*WRITTEN EXERCISE*:
Each record below is to be reproduced without any change.

(Collected data entries)

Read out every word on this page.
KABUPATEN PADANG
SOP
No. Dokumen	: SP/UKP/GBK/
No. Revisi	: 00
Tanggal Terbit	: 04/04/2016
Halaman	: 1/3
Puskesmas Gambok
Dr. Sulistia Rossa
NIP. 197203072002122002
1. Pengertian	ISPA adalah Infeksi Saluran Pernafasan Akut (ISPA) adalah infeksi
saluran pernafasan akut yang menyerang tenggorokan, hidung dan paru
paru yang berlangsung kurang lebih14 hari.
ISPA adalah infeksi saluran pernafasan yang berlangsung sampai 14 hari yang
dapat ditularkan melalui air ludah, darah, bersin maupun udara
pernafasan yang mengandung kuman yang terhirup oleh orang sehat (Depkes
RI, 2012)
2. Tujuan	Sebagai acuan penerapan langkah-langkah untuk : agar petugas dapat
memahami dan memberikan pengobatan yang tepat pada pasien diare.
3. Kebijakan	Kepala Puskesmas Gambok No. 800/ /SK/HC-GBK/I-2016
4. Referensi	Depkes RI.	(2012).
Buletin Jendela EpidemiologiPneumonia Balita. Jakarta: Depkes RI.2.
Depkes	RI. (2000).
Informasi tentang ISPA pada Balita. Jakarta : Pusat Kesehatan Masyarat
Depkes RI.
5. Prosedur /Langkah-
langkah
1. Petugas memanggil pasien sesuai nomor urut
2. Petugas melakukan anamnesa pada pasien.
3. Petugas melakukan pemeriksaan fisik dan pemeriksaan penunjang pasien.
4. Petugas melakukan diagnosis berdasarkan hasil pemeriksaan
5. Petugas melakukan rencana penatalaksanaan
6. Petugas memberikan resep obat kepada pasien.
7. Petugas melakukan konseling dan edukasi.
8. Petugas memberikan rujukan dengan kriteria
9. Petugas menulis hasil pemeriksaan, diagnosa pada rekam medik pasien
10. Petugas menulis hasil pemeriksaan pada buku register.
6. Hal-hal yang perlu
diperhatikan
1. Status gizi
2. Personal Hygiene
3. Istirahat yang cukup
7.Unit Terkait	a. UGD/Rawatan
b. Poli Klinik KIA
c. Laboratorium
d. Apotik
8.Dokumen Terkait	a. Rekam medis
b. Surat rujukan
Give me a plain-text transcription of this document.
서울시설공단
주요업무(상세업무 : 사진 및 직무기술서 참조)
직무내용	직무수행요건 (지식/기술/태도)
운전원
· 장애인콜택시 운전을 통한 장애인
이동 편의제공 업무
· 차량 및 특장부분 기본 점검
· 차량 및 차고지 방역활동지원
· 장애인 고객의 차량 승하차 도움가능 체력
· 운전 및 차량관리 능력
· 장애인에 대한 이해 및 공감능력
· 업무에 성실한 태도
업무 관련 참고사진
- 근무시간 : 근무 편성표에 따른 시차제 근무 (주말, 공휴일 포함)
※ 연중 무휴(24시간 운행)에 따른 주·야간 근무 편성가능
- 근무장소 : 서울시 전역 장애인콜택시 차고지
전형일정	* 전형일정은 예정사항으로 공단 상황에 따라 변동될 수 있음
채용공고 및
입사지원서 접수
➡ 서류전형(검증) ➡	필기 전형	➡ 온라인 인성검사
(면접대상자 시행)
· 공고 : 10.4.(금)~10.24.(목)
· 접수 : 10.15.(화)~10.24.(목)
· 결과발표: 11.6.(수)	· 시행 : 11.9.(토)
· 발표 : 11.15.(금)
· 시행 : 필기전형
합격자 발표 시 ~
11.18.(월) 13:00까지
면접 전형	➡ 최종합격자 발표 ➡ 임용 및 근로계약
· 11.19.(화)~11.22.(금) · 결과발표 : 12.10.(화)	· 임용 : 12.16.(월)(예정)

*RIGHT ANSWER*:
Read out every word on this page.
KABUPATEN PADANG
SOP
No. Dokumen	: SP/UKP/GBK/
No. Revisi	: 00
Tanggal Terbit	: 04/04/2016
Halaman	: 1/3
Puskesmas Gambok
Dr. Sulistia Rossa
NIP. 197203072002122002
1. Pengertian	ISPA adalah Infeksi Saluran Pernafasan Akut (ISPA) adalah infeksi
saluran pernafasan akut yang menyerang tenggorokan, hidung dan paru
paru yang berlangsung kurang lebih14 hari.
ISPA adalah infeksi saluran pernafasan yang berlangsung sampai 14 hari yang
dapat ditularkan melalui air ludah, darah, bersin maupun udara
pernafasan yang mengandung kuman yang terhirup oleh orang sehat (Depkes
RI, 2012)
2. Tujuan	Sebagai acuan penerapan langkah-langkah untuk : agar petugas dapat
memahami dan memberikan pengobatan yang tepat pada pasien diare.
3. Kebijakan	Kepala Puskesmas Gambok No. 800/ /SK/HC-GBK/I-2016
4. Referensi	Depkes RI.	(2012).
Buletin Jendela EpidemiologiPneumonia Balita. Jakarta: Depkes RI.2.
Depkes	RI. (2000).
Informasi tentang ISPA pada Balita. Jakarta : Pusat Kesehatan Masyarat
Depkes RI.
5. Prosedur /Langkah-
langkah
1. Petugas memanggil pasien sesuai nomor urut
2. Petugas melakukan anamnesa pada pasien.
3. Petugas melakukan pemeriksaan fisik dan pemeriksaan penunjang pasien.
4. Petugas melakukan diagnosis berdasarkan hasil pemeriksaan
5. Petugas melakukan rencana penatalaksanaan
6. Petugas memberikan resep obat kepada pasien.
7. Petugas melakukan konseling dan edukasi.
8. Petugas memberikan rujukan dengan kriteria
9. Petugas menulis hasil pemeriksaan, diagnosa pada rekam medik pasien
10. Petugas menulis hasil pemeriksaan pada buku register.
6. Hal-hal yang perlu
diperhatikan
1. Status gizi
2. Personal Hygiene
3. Istirahat yang cukup
7.Unit Terkait	a. UGD/Rawatan
b. Poli Klinik KIA
c. Laboratorium
d. Apotik
8.Dokumen Terkait	a. Rekam medis
b. Surat rujukan
Give me a plain-text transcription of this document.
서울시설공단
주요업무(상세업무 : 사진 및 직무기술서 참조)
직무내용	직무수행요건 (지식/기술/태도)
운전원
· 장애인콜택시 운전을 통한 장애인
이동 편의제공 업무
· 차량 및 특장부분 기본 점검
· 차량 및 차고지 방역활동지원
· 장애인 고객의 차량 승하차 도움가능 체력
· 운전 및 차량관리 능력
· 장애인에 대한 이해 및 공감능력
· 업무에 성실한 태도
업무 관련 참고사진
- 근무시간 : 근무 편성표에 따른 시차제 근무 (주말, 공휴일 포함)
※ 연중 무휴(24시간 운행)에 따른 주·야간 근무 편성가능
- 근무장소 : 서울시 전역 장애인콜택시 차고지
전형일정	* 전형일정은 예정사항으로 공단 상황에 따라 변동될 수 있음
채용공고 및
입사지원서 접수
➡ 서류전형(검증) ➡	필기 전형	➡ 온라인 인성검사
(면접대상자 시행)
· 공고 : 10.4.(금)~10.24.(목)
· 접수 : 10.15.(화)~10.24.(목)
· 결과발표: 11.6.(수)	· 시행 : 11.9.(토)
· 발표 : 11.15.(금)
· 시행 : 필기전형
합격자 발표 시 ~
11.18.(월) 13:00까지
면접 전형	➡ 최종합격자 발표 ➡ 임용 및 근로계약
· 11.19.(화)~11.22.(금) · 결과발표 : 12.10.(화)	· 임용 : 12.16.(월)(예정)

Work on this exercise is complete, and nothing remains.